Objective ->
Using the material below, copy every line where "this" appears.

Recorded data
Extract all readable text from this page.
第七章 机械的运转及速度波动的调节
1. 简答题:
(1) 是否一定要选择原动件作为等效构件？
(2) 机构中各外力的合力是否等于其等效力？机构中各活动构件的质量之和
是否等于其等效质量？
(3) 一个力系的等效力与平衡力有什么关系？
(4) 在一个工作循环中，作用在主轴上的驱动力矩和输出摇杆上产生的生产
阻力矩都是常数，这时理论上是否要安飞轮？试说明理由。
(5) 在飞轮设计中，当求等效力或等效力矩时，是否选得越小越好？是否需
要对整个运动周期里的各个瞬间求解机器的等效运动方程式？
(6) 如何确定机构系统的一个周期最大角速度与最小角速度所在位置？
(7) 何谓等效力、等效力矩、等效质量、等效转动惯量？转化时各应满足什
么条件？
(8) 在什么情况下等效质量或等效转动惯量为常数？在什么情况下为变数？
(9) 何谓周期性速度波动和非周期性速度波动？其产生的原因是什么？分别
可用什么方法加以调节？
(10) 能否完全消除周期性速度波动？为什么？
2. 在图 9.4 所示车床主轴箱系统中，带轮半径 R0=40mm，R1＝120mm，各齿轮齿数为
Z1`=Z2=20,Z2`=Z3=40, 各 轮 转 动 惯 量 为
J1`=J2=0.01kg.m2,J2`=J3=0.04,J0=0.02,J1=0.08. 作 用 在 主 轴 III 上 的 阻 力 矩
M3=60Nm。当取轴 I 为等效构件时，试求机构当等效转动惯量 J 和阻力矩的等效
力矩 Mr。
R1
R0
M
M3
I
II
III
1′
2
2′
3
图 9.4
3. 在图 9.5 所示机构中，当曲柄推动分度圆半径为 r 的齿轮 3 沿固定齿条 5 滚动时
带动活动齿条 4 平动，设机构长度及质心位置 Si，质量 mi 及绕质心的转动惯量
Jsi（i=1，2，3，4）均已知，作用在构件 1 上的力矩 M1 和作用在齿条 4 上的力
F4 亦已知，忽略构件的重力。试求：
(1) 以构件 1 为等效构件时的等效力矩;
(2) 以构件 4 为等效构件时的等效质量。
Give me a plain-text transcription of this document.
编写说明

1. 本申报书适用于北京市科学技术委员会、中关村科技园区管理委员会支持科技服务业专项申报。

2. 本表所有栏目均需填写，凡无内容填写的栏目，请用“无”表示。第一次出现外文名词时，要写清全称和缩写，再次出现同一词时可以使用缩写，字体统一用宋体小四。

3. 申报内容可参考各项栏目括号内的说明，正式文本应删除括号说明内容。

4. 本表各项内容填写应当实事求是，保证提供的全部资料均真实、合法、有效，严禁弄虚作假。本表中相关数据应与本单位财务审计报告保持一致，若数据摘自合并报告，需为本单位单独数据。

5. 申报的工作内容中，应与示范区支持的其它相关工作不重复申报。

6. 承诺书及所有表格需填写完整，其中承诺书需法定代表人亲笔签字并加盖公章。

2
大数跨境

Result ->
Extract all readable text from this page.
Give me a plain-text transcription of this document.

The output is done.